## The problem
Repeat all entries exactly.

## Excerpted data
• • •

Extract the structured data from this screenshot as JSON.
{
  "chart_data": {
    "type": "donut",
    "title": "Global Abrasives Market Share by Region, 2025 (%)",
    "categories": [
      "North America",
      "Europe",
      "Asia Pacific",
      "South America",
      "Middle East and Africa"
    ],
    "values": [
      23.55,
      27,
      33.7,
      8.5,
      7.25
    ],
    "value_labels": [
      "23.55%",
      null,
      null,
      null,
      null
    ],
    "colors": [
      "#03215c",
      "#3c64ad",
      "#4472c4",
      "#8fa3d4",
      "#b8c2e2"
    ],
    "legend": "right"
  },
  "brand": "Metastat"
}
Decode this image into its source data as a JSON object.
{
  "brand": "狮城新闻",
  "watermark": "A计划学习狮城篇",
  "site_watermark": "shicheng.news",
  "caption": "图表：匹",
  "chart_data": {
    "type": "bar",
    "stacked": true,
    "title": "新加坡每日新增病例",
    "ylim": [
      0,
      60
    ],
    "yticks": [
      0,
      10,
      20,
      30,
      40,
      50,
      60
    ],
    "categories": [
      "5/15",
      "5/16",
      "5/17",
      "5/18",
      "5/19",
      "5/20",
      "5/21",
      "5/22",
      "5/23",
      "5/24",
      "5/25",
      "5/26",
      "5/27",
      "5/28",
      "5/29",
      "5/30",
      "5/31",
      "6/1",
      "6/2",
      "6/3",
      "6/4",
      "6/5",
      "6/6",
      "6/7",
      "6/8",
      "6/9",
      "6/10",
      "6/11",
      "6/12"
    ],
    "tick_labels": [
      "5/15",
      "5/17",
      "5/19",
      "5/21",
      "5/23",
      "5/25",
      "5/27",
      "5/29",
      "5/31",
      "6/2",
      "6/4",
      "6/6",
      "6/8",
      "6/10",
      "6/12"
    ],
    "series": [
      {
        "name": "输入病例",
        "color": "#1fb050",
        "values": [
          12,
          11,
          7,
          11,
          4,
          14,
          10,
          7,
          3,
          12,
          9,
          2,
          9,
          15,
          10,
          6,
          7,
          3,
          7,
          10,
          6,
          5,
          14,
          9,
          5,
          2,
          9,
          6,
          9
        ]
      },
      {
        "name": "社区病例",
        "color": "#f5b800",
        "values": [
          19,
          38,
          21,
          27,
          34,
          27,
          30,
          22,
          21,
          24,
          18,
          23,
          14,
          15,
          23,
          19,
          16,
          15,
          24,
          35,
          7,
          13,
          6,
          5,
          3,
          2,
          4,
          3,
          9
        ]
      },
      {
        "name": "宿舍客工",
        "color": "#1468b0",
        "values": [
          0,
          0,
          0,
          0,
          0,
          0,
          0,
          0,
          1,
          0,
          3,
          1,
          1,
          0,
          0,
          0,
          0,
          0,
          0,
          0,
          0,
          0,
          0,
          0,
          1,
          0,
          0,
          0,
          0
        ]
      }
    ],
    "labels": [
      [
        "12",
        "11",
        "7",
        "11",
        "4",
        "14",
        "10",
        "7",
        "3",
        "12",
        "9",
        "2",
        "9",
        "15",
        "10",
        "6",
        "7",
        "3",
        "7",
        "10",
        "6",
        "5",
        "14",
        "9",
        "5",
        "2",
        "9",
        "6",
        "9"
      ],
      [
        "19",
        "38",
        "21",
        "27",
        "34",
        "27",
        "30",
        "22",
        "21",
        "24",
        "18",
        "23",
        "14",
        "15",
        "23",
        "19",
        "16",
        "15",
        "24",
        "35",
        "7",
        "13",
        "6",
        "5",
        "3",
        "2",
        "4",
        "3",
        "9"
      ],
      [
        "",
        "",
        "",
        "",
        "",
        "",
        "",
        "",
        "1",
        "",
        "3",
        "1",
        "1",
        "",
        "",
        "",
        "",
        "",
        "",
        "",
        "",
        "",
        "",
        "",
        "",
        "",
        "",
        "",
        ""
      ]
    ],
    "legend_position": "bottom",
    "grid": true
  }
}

• • •

## Result
Extract the structured data from this screenshot as JSON.
{
  "chart_data": {
    "type": "donut",
    "title": "Global Abrasives Market Share by Region, 2025 (%)",
    "categories": [
      "North America",
      "Europe",
      "Asia Pacific",
      "South America",
      "Middle East and Africa"
    ],
    "values": [
      23.55,
      27,
      33.7,
      8.5,
      7.25
    ],
    "value_labels": [
      "23.55%",
      null,
      null,
      null,
      null
    ],
    "colors": [
      "#03215c",
      "#3c64ad",
      "#4472c4",
      "#8fa3d4",
      "#b8c2e2"
    ],
    "legend": "right"
  },
  "brand": "Metastat"
}
Decode this image into its source data as a JSON object.
{
  "brand": "狮城新闻",
  "watermark": "A计划学习狮城篇",
  "site_watermark": "shicheng.news",
  "caption": "图表：匹",
  "chart_data": {
    "type": "bar",
    "stacked": true,
    "title": "新加坡每日新增病例",
    "ylim": [
      0,
      60
    ],
    "yticks": [
      0,
      10,
      20,
      30,
      40,
      50,
      60
    ],
    "categories": [
      "5/15",
      "5/16",
      "5/17",
      "5/18",
      "5/19",
      "5/20",
      "5/21",
      "5/22",
      "5/23",
      "5/24",
      "5/25",
      "5/26",
      "5/27",
      "5/28",
      "5/29",
      "5/30",
      "5/31",
      "6/1",
      "6/2",
      "6/3",
      "6/4",
      "6/5",
      "6/6",
      "6/7",
      "6/8",
      "6/9",
      "6/10",
      "6/11",
      "6/12"
    ],
    "tick_labels": [
      "5/15",
      "5/17",
      "5/19",
      "5/21",
      "5/23",
      "5/25",
      "5/27",
      "5/29",
      "5/31",
      "6/2",
      "6/4",
      "6/6",
      "6/8",
      "6/10",
      "6/12"
    ],
    "series": [
      {
        "name": "输入病例",
        "color": "#1fb050",
        "values": [
          12,
          11,
          7,
          11,
          4,
          14,
          10,
          7,
          3,
          12,
          9,
          2,
          9,
          15,
          10,
          6,
          7,
          3,
          7,
          10,
          6,
          5,
          14,
          9,
          5,
          2,
          9,
          6,
          9
        ]
      },
      {
        "name": "社区病例",
        "color": "#f5b800",
        "values": [
          19,
          38,
          21,
          27,
          34,
          27,
          30,
          22,
          21,
          24,
          18,
          23,
          14,
          15,
          23,
          19,
          16,
          15,
          24,
          35,
          7,
          13,
          6,
          5,
          3,
          2,
          4,
          3,
          9
        ]
      },
      {
        "name": "宿舍客工",
        "color": "#1468b0",
        "values": [
          0,
          0,
          0,
          0,
          0,
          0,
          0,
          0,
          1,
          0,
          3,
          1,
          1,
          0,
          0,
          0,
          0,
          0,
          0,
          0,
          0,
          0,
          0,
          0,
          1,
          0,
          0,
          0,
          0
        ]
      }
    ],
    "labels": [
      [
        "12",
        "11",
        "7",
        "11",
        "4",
        "14",
        "10",
        "7",
        "3",
        "12",
        "9",
        "2",
        "9",
        "15",
        "10",
        "6",
        "7",
        "3",
        "7",
        "10",
        "6",
        "5",
        "14",
        "9",
        "5",
        "2",
        "9",
        "6",
        "9"
      ],
      [
        "19",
        "38",
        "21",
        "27",
        "34",
        "27",
        "30",
        "22",
        "21",
        "24",
        "18",
        "23",
        "14",
        "15",
        "23",
        "19",
        "16",
        "15",
        "24",
        "35",
        "7",
        "13",
        "6",
        "5",
        "3",
        "2",
        "4",
        "3",
        "9"
      ],
      [
        "",
        "",
        "",
        "",
        "",
        "",
        "",
        "",
        "1",
        "",
        "3",
        "1",
        "1",
        "",
        "",
        "",
        "",
        "",
        "",
        "",
        "",
        "",
        "",
        "",
        "",
        "",
        "",
        "",
        ""
      ]
    ],
    "legend_position": "bottom",
    "grid": true
  }
}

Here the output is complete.